* [PAGE]:
▼▼▼

From: joedees@bellsouth.net
Date: Sun 16 Feb 2003 - 18:54:42 GMT
>
> ----- Original Message -----
> From: <joedees@bellsouth.net>
> > We are talking about tolerating intolerance itself, and that is
> > something tolerant people cannot in all tolerance do. A religious
> > ideology that treats women like chattel and indulges in 'honor
> > killings', that imposes the death sentence upon those who decide to
> > leave it, and whos more radical members are hell-bent upon
> > presenting a convert-or-die ultimatum to all the peoples of the
> > world simply cannot be tolerated by people who truly care about
> > freedom - theirs or others'. Period.
>
> Hi Joe,
>
> Yes, the starting point is that we don 't have to be tolerant towards
> certain things, like intolerance itself. But thus tolerance has a
> legitimate, lawful boundery attached to it. What you did desribed
> above are some examples which are tres- passing those bounderies. " We
> are tolerant, but....", " we are not racistic, but .... "; " we are
> tolerant but not at the cost of our own security ", and " I have
> nothing against immigrants, but too much is too much... " are those
> examples giving when the boundery is crossed.
>
Should we have been tolerant of Nazism, of Stalinism, of Pol Pot's
Khmer Rouge? NO. I am not discussing race, I am discussing
memeplexes here; violent and virulent and cannibalistic and controlling
religious ideologies. There is no such thing as the oxymoronic
'absolute relativism' that could possibly equate such mind-slavery with a
freedom, choice and democracy stance.
>
> This does exclude tolerance as such, it confines it to certain con-
> ditions. But the fact that a religious ideology is trying to get us
> all convert- ted to it, peacefully or otherwise, is not, IMO, the
> thing you have to cling onto if you talk about tolerance. Tolerance is
> a common political/ social process made individualistic. Both parties
> in the dispute made it very clear that the individual is to blame.
>
> We blame them not to have the dynamics to adapt, they blame us
> not to have the insight that the world has to be converted_ and
> that the latter has to be an individual virtue on their behalf.

▲▲▲

[Dataset items]
▼▼▼

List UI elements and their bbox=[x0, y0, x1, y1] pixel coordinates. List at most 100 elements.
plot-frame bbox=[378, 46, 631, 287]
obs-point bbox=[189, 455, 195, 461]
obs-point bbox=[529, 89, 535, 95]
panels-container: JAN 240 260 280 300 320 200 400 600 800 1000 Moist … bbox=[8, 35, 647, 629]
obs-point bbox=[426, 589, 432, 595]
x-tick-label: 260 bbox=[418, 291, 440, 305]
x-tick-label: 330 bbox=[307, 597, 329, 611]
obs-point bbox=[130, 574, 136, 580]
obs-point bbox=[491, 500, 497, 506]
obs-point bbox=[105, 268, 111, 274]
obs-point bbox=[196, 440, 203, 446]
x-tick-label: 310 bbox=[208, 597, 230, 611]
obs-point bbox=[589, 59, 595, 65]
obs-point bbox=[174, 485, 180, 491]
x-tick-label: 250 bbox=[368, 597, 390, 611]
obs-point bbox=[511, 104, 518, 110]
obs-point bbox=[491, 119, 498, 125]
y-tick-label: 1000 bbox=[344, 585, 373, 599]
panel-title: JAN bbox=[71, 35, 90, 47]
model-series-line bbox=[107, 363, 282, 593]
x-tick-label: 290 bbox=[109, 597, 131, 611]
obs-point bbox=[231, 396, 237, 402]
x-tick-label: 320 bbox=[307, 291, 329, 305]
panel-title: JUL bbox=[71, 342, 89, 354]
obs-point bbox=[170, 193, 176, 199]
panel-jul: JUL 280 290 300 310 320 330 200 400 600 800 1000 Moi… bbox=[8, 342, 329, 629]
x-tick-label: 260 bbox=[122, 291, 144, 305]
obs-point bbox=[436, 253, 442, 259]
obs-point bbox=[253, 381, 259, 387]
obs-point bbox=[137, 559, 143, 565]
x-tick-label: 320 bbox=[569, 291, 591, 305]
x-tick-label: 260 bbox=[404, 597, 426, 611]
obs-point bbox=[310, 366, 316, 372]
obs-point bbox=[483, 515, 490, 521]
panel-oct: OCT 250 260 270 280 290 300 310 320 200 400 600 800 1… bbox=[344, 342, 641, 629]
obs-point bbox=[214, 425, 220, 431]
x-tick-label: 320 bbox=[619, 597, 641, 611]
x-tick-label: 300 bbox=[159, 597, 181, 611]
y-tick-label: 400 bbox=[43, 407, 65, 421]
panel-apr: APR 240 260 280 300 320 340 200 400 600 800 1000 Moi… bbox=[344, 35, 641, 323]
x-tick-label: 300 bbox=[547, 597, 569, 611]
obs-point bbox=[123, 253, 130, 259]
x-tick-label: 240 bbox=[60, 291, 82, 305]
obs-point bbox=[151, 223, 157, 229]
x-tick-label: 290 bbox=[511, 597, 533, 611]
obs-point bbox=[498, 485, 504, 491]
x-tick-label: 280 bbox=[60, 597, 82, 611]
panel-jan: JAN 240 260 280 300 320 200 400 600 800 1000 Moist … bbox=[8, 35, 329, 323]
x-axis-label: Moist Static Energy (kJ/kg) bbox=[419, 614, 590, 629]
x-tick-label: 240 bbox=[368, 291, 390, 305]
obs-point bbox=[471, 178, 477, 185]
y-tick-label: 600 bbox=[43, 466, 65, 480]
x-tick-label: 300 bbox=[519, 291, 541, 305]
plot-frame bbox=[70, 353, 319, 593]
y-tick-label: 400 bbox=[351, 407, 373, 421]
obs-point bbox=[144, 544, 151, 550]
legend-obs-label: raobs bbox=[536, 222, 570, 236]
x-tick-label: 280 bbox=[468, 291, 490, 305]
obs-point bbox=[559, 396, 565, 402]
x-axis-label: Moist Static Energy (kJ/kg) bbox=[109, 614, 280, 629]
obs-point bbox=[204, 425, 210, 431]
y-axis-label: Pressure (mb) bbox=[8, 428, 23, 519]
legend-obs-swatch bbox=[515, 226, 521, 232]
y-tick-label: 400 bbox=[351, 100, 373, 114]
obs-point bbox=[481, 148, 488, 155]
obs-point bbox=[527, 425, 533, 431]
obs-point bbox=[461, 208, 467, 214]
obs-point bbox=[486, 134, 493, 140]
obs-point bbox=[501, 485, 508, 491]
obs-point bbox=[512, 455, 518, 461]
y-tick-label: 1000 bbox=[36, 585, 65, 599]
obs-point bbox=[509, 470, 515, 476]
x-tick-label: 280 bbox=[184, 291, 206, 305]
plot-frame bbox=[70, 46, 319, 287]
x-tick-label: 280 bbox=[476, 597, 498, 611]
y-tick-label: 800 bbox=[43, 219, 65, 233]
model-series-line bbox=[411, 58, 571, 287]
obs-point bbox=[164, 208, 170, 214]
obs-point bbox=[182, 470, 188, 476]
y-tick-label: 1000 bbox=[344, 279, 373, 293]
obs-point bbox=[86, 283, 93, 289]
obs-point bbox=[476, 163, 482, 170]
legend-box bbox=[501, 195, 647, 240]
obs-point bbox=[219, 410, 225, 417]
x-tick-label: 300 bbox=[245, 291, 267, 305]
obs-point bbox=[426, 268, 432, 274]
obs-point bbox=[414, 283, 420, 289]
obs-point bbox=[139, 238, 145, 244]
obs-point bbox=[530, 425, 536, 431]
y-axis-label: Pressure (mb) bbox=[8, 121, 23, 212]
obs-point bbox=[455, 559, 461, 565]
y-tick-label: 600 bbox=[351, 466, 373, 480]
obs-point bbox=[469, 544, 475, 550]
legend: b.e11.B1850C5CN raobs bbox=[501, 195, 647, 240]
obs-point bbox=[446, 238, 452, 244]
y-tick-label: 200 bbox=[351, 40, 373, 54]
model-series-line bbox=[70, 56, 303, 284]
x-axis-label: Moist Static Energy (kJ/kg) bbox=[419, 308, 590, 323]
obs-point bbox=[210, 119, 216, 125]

▲▲▲

* [GOAL 1]: According to the email, which three regimes does Joe say we should not have tolerated?
* [GOAL 2]: Return the lines of the records word for word, from the first line of the records through the line holding "obs-point bbox=[130, 574, 136, 580]", with both ends included.

* [EXPECTED OUTPUT 1]: Nazism, Stalinism, and Pol Pot's Khmer Rouge.

* [EXPECTED OUTPUT 2]:
List UI elements and their bbox=[x0, y0, x1, y1] pixel coordinates. List at most 100 elements.
plot-frame bbox=[378, 46, 631, 287]
obs-point bbox=[189, 455, 195, 461]
obs-point bbox=[529, 89, 535, 95]
panels-container: JAN 240 260 280 300 320 200 400 600 800 1000 Moist … bbox=[8, 35, 647, 629]
obs-point bbox=[426, 589, 432, 595]
x-tick-label: 260 bbox=[418, 291, 440, 305]
x-tick-label: 330 bbox=[307, 597, 329, 611]
obs-point bbox=[130, 574, 136, 580]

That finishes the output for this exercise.